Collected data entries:

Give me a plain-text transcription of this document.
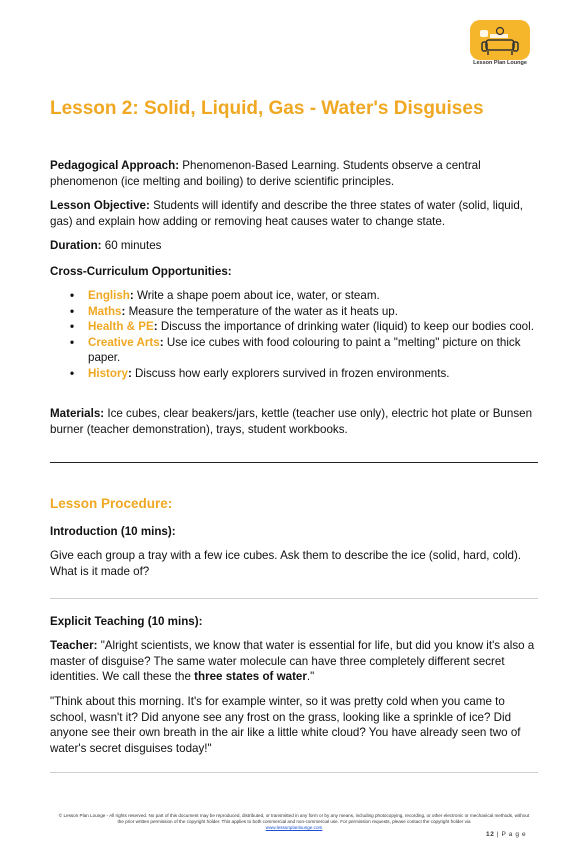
Lesson Plan Lounge
Lesson 2: Solid, Liquid, Gas - Water's Disguises

Pedagogical Approach: Phenomenon-Based Learning. Students observe a central phenomenon (ice melting and boiling) to derive scientific principles.

Lesson Objective: Students will identify and describe the three states of water (solid, liquid, gas) and explain how adding or removing heat causes water to change state.

Duration: 60 minutes

Cross-Curriculum Opportunities:

• English: Write a shape poem about ice, water, or steam.
• Maths: Measure the temperature of the water as it heats up.
• Health & PE: Discuss the importance of drinking water (liquid) to keep our bodies cool.
• Creative Arts: Use ice cubes with food colouring to paint a "melting" picture on thick paper.
• History: Discuss how early explorers survived in frozen environments.

Materials: Ice cubes, clear beakers/jars, kettle (teacher use only), electric hot plate or Bunsen burner (teacher demonstration), trays, student workbooks.

Lesson Procedure:

Introduction (10 mins):

Give each group a tray with a few ice cubes. Ask them to describe the ice (solid, hard, cold). What is it made of?

Explicit Teaching (10 mins):

Teacher: "Alright scientists, we know that water is essential for life, but did you know it's also a master of disguise? The same water molecule can have three completely different secret identities. We call these the three states of water."

"Think about this morning. It's for example winter, so it was pretty cold when you came to school, wasn't it? Did anyone see any frost on the grass, looking like a sprinkle of ice? Did anyone see their own breath in the air like a little white cloud? You have already seen two of water's secret disguises today!"

© Lesson Plan Lounge - All rights reserved. No part of this document may be reproduced, distributed, or transmitted in any form or by any means, including photocopying, recording, or other electronic or mechanical methods, without the prior written permission of the copyright holder. This applies to both commercial and non-commercial use. For permission requests, please contact the copyright holder via
www.lessonplanlounge.com
12 | P a g e
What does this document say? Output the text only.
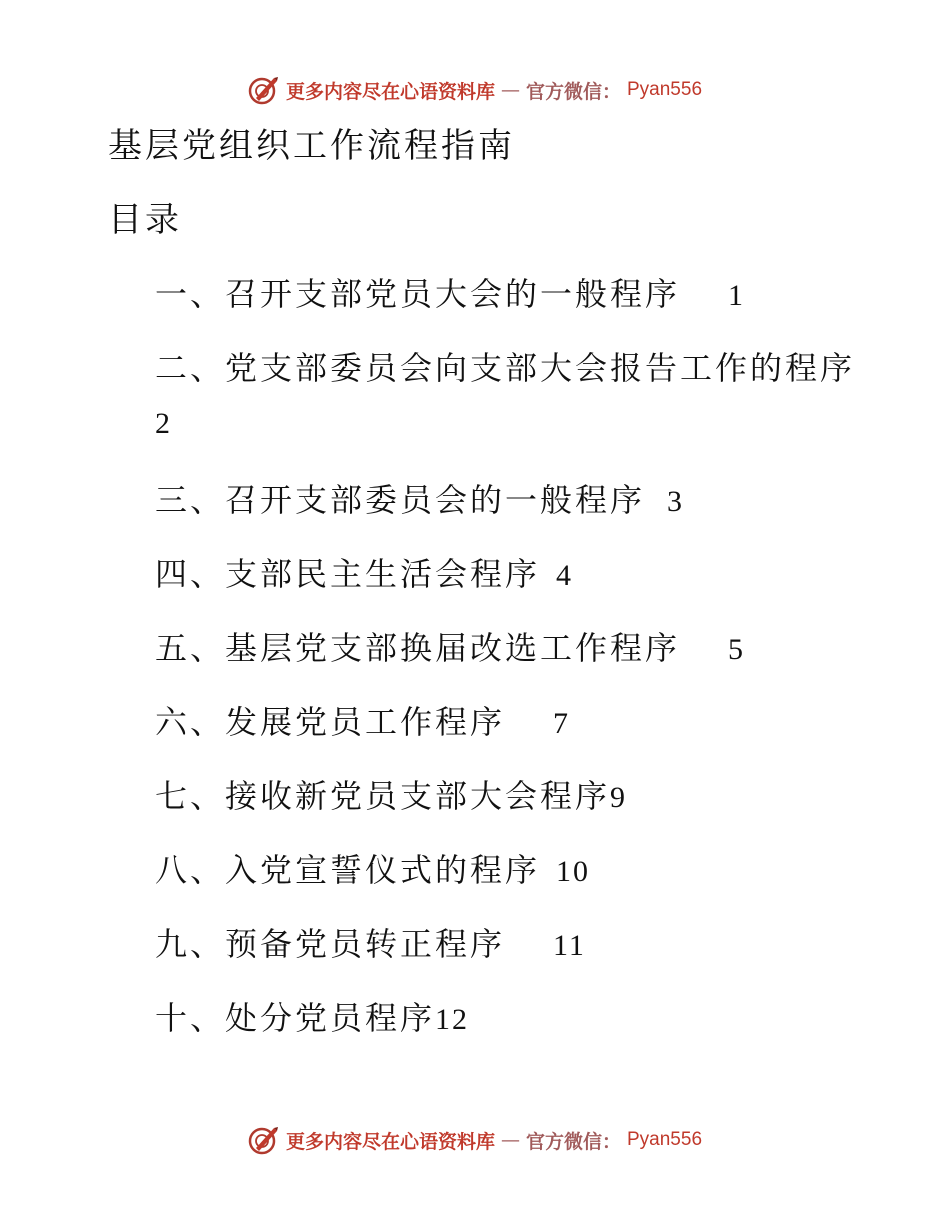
更多内容尽在心语资料库 — 官方微信： Pyan556
基层党组织工作流程指南
目录
一、召开支部党员大会的一般程序 1
二、党支部委员会向支部大会报告工作的程序
2
三、召开支部委员会的一般程序 3
四、支部民主生活会程序 4
五、基层党支部换届改选工作程序 5
六、发展党员工作程序 7
七、接收新党员支部大会程序9
八、入党宣誓仪式的程序 10
九、预备党员转正程序 11
十、处分党员程序12
更多内容尽在心语资料库 — 官方微信： Pyan556
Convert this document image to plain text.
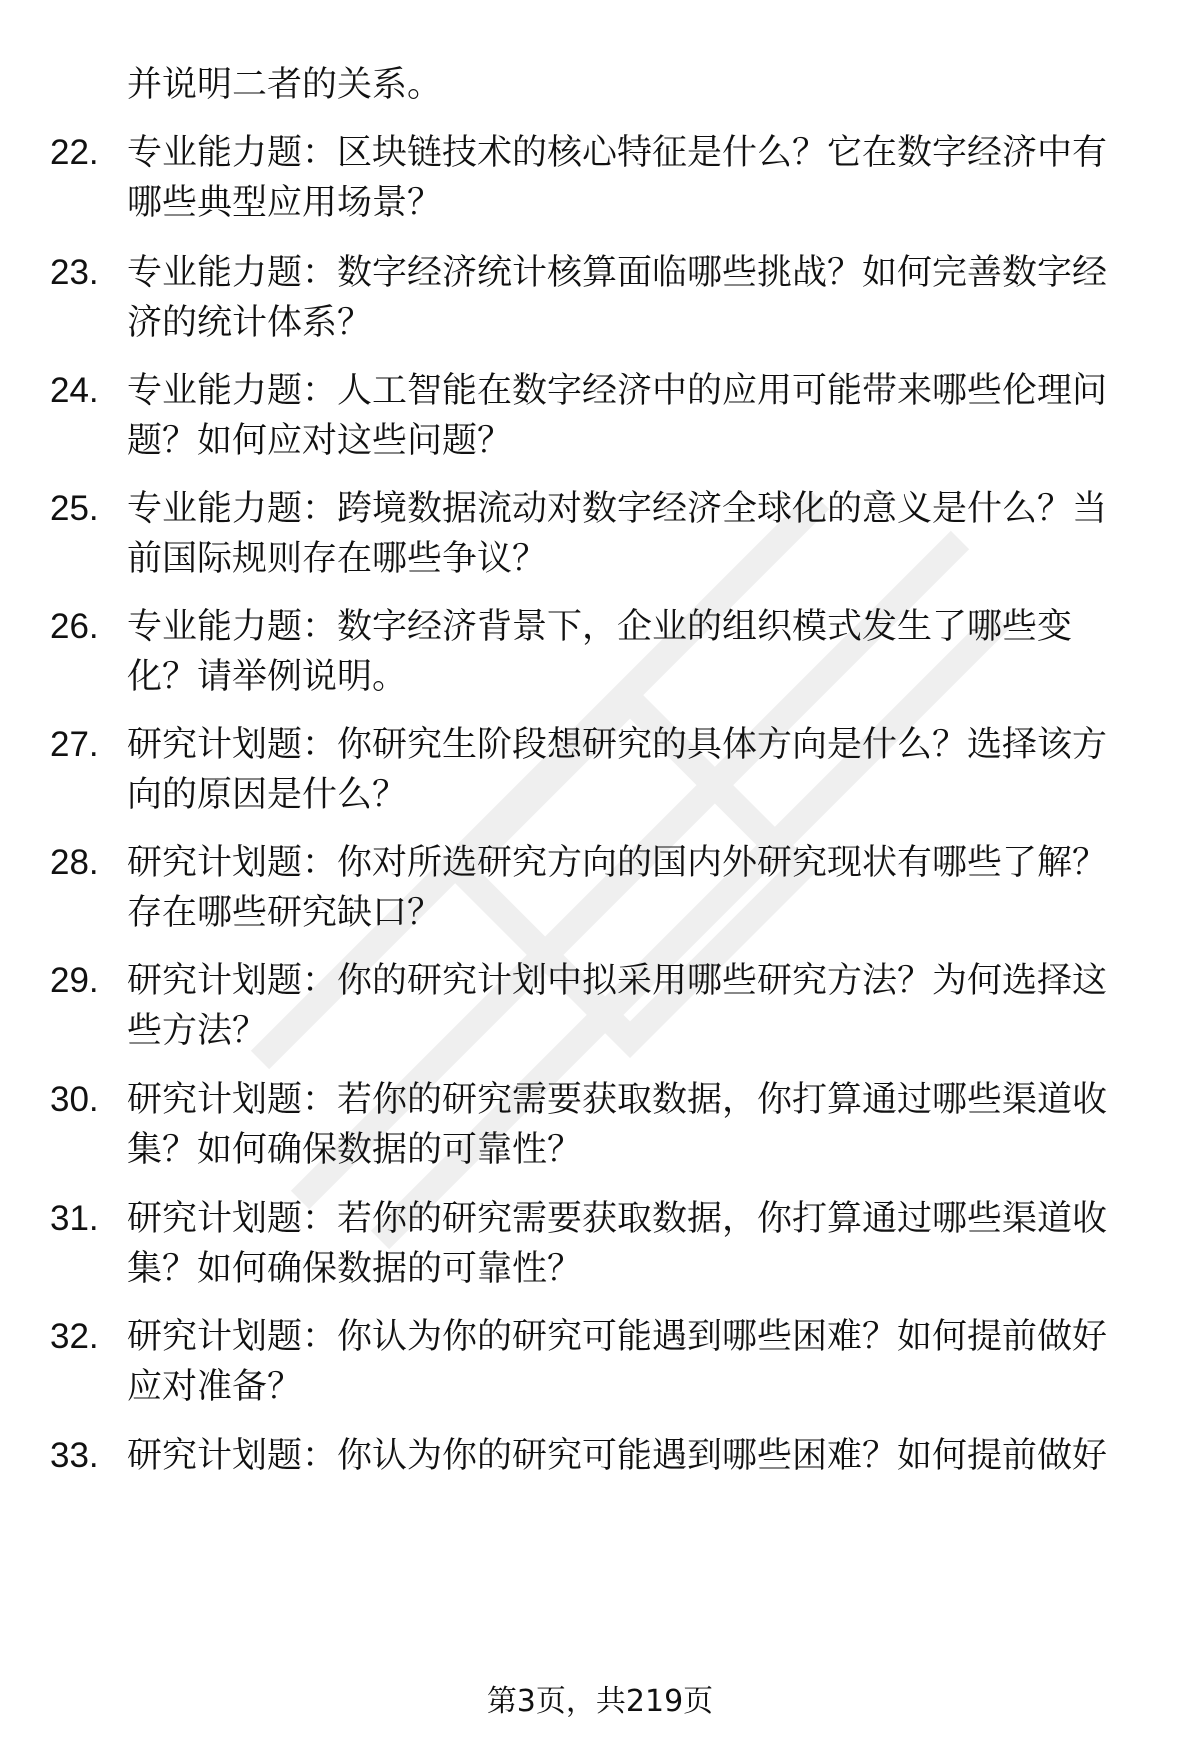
并说明二者的关系。
22. 专业能力题：区块链技术的核心特征是什么？它在数字经济中有
哪些典型应用场景？
23. 专业能力题：数字经济统计核算面临哪些挑战？如何完善数字经
济的统计体系？
24. 专业能力题：人工智能在数字经济中的应用可能带来哪些伦理问
题？如何应对这些问题？
25. 专业能力题：跨境数据流动对数字经济全球化的意义是什么？当
前国际规则存在哪些争议？
26. 专业能力题：数字经济背景下，企业的组织模式发生了哪些变
化？请举例说明。
27. 研究计划题：你研究生阶段想研究的具体方向是什么？选择该方
向的原因是什么？
28. 研究计划题：你对所选研究方向的国内外研究现状有哪些了解？
存在哪些研究缺口？
29. 研究计划题：你的研究计划中拟采用哪些研究方法？为何选择这
些方法？
30. 研究计划题：若你的研究需要获取数据，你打算通过哪些渠道收
集？如何确保数据的可靠性？
31. 研究计划题：若你的研究需要获取数据，你打算通过哪些渠道收
集？如何确保数据的可靠性？
32. 研究计划题：你认为你的研究可能遇到哪些困难？如何提前做好
应对准备？
33. 研究计划题：你认为你的研究可能遇到哪些困难？如何提前做好
第3页，共219页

_What is required_. Quote everything in the listing above exactly; pictures are the only thing to omit.

_Correct response_.
Give me a plain-text transcription of this document.
Lesson Plan Lounge
Lesson 2: Solid, Liquid, Gas - Water's Disguises

Pedagogical Approach: Phenomenon-Based Learning. Students observe a central phenomenon (ice melting and boiling) to derive scientific principles.

Lesson Objective: Students will identify and describe the three states of water (solid, liquid, gas) and explain how adding or removing heat causes water to change state.

Duration: 60 minutes

Cross-Curriculum Opportunities:

• English: Write a shape poem about ice, water, or steam.
• Maths: Measure the temperature of the water as it heats up.
• Health & PE: Discuss the importance of drinking water (liquid) to keep our bodies cool.
• Creative Arts: Use ice cubes with food colouring to paint a "melting" picture on thick paper.
• History: Discuss how early explorers survived in frozen environments.

Materials: Ice cubes, clear beakers/jars, kettle (teacher use only), electric hot plate or Bunsen burner (teacher demonstration), trays, student workbooks.

Lesson Procedure:

Introduction (10 mins):

Give each group a tray with a few ice cubes. Ask them to describe the ice (solid, hard, cold). What is it made of?

Explicit Teaching (10 mins):

Teacher: "Alright scientists, we know that water is essential for life, but did you know it's also a master of disguise? The same water molecule can have three completely different secret identities. We call these the three states of water."

"Think about this morning. It's for example winter, so it was pretty cold when you came to school, wasn't it? Did anyone see any frost on the grass, looking like a sprinkle of ice? Did anyone see their own breath in the air like a little white cloud? You have already seen two of water's secret disguises today!"

© Lesson Plan Lounge - All rights reserved. No part of this document may be reproduced, distributed, or transmitted in any form or by any means, including photocopying, recording, or other electronic or mechanical methods, without the prior written permission of the copyright holder. This applies to both commercial and non-commercial use. For permission requests, please contact the copyright holder via
www.lessonplanlounge.com
12 | P a g e
What does this document say? Output the text only.
更多内容尽在心语资料库 — 官方微信： Pyan556
基层党组织工作流程指南
目录
一、召开支部党员大会的一般程序 1
二、党支部委员会向支部大会报告工作的程序
2
三、召开支部委员会的一般程序 3
四、支部民主生活会程序 4
五、基层党支部换届改选工作程序 5
六、发展党员工作程序 7
七、接收新党员支部大会程序9
八、入党宣誓仪式的程序 10
九、预备党员转正程序 11
十、处分党员程序12
更多内容尽在心语资料库 — 官方微信： Pyan556
Convert this document image to plain text.
并说明二者的关系。
22. 专业能力题：区块链技术的核心特征是什么？它在数字经济中有
哪些典型应用场景？
23. 专业能力题：数字经济统计核算面临哪些挑战？如何完善数字经
济的统计体系？
24. 专业能力题：人工智能在数字经济中的应用可能带来哪些伦理问
题？如何应对这些问题？
25. 专业能力题：跨境数据流动对数字经济全球化的意义是什么？当
前国际规则存在哪些争议？
26. 专业能力题：数字经济背景下，企业的组织模式发生了哪些变
化？请举例说明。
27. 研究计划题：你研究生阶段想研究的具体方向是什么？选择该方
向的原因是什么？
28. 研究计划题：你对所选研究方向的国内外研究现状有哪些了解？
存在哪些研究缺口？
29. 研究计划题：你的研究计划中拟采用哪些研究方法？为何选择这
些方法？
30. 研究计划题：若你的研究需要获取数据，你打算通过哪些渠道收
集？如何确保数据的可靠性？
31. 研究计划题：若你的研究需要获取数据，你打算通过哪些渠道收
集？如何确保数据的可靠性？
32. 研究计划题：你认为你的研究可能遇到哪些困难？如何提前做好
应对准备？
33. 研究计划题：你认为你的研究可能遇到哪些困难？如何提前做好
第3页，共219页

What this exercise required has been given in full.